• Recorded data
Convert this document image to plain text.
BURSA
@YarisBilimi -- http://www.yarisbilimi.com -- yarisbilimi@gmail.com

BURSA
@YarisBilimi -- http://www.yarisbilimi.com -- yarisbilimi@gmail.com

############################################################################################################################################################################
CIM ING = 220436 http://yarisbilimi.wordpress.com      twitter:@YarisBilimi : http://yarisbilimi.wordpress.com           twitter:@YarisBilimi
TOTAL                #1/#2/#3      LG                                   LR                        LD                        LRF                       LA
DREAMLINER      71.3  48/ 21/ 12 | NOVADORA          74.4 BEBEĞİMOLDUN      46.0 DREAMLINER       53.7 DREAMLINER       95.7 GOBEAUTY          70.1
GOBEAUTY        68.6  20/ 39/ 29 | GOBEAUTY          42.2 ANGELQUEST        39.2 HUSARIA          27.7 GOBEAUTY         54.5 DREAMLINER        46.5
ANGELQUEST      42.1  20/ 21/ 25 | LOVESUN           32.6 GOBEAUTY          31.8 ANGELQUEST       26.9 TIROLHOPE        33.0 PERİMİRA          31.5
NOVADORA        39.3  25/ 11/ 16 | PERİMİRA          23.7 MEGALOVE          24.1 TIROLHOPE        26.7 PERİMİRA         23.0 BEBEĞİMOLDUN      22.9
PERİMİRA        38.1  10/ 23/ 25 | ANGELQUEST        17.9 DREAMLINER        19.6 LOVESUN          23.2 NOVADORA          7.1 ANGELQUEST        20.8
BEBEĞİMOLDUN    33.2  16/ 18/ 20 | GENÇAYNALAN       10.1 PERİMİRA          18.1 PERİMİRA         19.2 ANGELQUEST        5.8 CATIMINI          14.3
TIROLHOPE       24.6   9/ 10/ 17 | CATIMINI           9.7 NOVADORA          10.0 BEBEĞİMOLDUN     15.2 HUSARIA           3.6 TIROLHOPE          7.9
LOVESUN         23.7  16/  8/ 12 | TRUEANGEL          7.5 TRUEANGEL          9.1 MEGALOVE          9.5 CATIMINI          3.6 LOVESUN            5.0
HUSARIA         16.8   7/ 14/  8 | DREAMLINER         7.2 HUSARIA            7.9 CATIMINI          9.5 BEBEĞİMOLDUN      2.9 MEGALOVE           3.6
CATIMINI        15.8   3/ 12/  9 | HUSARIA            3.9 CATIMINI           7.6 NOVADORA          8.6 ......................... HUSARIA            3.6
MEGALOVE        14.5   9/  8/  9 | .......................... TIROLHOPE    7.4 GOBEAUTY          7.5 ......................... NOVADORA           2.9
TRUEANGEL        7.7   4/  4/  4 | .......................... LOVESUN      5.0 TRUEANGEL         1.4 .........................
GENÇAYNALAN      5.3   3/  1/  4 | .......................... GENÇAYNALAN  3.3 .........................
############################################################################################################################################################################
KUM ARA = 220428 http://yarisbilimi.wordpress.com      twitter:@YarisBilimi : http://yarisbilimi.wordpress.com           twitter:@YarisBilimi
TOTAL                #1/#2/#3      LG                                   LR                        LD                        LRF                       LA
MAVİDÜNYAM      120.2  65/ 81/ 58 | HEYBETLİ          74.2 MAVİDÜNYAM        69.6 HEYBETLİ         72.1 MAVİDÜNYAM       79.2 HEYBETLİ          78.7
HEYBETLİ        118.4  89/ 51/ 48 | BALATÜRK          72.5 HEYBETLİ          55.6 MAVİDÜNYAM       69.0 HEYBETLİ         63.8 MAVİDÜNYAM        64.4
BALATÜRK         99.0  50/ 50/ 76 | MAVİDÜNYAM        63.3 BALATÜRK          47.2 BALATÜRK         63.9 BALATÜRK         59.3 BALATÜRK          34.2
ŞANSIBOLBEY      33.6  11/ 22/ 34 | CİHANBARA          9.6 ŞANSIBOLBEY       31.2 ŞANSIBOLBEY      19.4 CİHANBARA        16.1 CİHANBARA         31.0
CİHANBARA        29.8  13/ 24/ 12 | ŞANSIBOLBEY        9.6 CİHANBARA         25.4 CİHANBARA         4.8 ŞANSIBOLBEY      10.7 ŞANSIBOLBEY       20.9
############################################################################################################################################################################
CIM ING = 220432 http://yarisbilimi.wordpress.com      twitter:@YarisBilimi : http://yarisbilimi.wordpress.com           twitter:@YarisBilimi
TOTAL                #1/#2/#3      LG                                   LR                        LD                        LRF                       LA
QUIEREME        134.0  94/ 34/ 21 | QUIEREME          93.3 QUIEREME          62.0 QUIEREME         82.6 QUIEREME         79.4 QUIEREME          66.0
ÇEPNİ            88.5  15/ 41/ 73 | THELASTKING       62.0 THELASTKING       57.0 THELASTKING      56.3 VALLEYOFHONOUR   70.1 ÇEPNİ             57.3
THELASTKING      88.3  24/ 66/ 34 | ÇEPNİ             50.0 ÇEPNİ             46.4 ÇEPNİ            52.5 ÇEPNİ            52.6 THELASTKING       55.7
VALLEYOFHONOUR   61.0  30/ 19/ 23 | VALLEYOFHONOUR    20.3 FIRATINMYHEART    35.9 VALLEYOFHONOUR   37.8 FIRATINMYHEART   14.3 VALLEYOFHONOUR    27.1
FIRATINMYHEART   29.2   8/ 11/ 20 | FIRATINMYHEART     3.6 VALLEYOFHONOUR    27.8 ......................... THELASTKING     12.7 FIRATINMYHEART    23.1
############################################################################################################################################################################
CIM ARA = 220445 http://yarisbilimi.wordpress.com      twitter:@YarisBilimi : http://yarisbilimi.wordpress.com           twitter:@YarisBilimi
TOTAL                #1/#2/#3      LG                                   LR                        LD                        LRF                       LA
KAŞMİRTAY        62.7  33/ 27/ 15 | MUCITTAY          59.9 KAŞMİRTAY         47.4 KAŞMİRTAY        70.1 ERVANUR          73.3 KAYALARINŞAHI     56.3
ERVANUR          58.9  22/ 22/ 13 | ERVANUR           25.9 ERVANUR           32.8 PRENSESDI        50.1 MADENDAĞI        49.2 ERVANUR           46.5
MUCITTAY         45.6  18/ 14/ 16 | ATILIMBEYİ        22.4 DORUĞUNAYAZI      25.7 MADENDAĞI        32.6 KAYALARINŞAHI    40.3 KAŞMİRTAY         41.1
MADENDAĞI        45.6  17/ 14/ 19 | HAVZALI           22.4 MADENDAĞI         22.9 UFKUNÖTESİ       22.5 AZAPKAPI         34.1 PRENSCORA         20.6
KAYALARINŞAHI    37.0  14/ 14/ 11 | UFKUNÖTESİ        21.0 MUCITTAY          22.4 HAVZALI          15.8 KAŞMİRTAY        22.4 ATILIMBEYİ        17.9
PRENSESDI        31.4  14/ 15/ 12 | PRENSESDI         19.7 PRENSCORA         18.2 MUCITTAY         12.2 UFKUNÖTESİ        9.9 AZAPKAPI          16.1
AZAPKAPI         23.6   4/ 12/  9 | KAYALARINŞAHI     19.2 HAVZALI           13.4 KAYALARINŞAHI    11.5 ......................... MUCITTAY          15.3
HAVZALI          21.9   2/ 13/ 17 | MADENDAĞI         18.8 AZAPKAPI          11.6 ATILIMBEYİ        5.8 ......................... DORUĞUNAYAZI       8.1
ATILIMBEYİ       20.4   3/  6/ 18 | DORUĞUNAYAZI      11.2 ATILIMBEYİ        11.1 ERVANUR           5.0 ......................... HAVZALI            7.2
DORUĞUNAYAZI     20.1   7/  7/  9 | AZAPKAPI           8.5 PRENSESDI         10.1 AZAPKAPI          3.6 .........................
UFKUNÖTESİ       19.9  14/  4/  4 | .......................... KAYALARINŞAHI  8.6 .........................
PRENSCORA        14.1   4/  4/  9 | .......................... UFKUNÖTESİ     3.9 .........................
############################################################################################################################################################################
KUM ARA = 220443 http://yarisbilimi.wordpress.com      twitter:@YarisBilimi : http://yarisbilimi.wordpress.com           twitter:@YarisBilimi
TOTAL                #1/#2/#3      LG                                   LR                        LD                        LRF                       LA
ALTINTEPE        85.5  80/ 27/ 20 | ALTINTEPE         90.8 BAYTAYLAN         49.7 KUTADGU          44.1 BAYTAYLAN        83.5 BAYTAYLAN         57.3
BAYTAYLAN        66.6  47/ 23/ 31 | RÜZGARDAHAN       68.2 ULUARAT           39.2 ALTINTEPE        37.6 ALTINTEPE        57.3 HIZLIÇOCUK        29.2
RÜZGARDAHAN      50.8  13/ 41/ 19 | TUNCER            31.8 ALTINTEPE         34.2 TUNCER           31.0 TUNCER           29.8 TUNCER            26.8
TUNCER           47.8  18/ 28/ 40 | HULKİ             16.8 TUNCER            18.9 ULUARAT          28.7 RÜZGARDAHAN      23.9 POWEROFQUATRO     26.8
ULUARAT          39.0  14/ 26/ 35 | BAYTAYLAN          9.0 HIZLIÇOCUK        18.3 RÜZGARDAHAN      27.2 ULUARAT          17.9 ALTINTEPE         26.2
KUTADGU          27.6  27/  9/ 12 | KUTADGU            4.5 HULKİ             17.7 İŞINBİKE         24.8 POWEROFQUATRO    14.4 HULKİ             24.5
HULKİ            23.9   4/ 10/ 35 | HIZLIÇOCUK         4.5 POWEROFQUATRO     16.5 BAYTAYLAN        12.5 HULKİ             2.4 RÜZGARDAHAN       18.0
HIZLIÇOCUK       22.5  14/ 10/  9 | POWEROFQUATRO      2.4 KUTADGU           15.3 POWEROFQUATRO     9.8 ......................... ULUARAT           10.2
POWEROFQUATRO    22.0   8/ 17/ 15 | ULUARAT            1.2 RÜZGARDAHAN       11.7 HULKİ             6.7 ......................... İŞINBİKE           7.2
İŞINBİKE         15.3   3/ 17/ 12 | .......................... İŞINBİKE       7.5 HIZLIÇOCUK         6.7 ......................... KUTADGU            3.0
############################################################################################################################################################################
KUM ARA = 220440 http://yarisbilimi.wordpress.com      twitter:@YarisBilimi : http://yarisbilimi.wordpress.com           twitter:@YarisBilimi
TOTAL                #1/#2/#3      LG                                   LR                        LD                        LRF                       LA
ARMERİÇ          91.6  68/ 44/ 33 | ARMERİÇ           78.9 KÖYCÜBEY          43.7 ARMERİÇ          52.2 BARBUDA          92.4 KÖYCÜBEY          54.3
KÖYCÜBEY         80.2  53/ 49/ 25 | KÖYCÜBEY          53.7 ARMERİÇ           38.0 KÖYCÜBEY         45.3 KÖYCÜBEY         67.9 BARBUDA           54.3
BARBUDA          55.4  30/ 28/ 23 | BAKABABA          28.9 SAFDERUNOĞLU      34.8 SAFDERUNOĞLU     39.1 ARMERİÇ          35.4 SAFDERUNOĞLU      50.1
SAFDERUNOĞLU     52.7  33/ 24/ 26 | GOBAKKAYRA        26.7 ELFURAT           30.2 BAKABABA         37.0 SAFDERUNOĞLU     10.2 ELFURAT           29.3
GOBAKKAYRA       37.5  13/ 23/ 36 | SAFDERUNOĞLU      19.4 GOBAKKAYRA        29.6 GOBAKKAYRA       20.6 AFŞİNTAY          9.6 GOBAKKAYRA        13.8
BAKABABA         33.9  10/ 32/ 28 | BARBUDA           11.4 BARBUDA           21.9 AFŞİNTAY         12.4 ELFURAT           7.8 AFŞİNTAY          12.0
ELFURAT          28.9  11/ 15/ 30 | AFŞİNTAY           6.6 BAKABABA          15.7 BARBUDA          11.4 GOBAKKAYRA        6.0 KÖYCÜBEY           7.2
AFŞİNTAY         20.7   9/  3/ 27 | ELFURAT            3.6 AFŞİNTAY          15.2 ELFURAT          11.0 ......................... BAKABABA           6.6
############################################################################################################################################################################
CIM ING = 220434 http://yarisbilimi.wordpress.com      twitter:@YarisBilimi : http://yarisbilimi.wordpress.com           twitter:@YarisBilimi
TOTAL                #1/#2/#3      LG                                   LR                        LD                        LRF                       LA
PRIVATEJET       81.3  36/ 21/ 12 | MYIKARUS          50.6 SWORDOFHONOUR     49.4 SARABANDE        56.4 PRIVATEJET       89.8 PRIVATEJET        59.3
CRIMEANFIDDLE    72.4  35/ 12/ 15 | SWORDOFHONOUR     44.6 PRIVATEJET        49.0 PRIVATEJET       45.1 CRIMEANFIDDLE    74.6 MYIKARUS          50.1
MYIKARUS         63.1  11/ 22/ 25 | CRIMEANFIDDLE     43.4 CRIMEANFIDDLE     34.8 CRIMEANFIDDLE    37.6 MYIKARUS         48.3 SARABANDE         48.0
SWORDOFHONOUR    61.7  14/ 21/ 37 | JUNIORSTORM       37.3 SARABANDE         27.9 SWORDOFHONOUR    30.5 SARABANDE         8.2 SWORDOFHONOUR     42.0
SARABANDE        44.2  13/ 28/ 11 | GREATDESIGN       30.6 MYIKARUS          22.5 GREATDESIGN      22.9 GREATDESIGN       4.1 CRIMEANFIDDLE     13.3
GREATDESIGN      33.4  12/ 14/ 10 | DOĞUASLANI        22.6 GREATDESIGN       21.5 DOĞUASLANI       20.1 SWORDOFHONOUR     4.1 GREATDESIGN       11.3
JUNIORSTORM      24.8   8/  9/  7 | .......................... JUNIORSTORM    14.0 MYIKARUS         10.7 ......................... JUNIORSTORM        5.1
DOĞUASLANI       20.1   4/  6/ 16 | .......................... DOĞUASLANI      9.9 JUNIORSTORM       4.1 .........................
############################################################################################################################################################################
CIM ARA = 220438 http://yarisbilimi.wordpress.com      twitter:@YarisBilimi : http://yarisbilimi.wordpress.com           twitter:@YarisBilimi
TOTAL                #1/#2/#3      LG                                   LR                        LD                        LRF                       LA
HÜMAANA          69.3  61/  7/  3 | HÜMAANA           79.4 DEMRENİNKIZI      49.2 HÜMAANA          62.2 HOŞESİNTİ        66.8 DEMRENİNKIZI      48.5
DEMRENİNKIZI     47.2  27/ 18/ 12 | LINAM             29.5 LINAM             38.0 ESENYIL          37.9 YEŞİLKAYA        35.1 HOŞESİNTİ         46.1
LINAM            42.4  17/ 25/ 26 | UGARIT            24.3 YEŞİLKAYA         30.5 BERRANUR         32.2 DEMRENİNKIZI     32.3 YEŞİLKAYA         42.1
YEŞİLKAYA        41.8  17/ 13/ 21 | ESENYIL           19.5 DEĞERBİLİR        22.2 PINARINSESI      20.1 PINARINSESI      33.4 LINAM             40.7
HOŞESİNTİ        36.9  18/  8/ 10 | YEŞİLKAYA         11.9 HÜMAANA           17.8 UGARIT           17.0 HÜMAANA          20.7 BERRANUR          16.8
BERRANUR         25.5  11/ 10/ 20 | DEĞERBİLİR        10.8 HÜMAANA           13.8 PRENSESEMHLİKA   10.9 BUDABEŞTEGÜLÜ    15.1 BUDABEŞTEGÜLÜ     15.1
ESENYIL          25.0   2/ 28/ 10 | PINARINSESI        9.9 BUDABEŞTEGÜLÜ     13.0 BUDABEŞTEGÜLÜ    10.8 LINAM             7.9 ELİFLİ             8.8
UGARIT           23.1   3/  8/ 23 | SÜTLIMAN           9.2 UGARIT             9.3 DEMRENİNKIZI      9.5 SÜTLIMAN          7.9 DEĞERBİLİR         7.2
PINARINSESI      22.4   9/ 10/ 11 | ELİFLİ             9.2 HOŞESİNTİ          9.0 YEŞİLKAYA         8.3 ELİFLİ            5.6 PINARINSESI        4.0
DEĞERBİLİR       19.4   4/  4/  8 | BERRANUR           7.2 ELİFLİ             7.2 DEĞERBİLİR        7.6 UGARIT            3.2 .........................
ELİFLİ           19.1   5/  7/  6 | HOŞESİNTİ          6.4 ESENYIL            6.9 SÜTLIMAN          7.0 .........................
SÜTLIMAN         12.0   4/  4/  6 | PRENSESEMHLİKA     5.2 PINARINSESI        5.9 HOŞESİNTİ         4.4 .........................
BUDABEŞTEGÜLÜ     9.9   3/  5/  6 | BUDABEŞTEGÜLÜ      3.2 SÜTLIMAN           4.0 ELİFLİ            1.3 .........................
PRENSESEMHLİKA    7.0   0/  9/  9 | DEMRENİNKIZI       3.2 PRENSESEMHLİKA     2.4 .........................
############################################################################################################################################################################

• Do this
Each line in the entries above that includes the string "SAFDERUNOĞLU" should be extracted.

• Response
BARBUDA          55.4  30/ 28/ 23 | BAKABABA          28.9 SAFDERUNOĞLU      34.8 SAFDERUNOĞLU     39.1 ARMERİÇ          35.4 SAFDERUNOĞLU      50.1
SAFDERUNOĞLU     52.7  33/ 24/ 26 | GOBAKKAYRA        26.7 ELFURAT           30.2 BAKABABA         37.0 SAFDERUNOĞLU     10.2 ELFURAT           29.3
GOBAKKAYRA       37.5  13/ 23/ 36 | SAFDERUNOĞLU      19.4 GOBAKKAYRA        29.6 GOBAKKAYRA       20.6 AFŞİNTAY          9.6 GOBAKKAYRA        13.8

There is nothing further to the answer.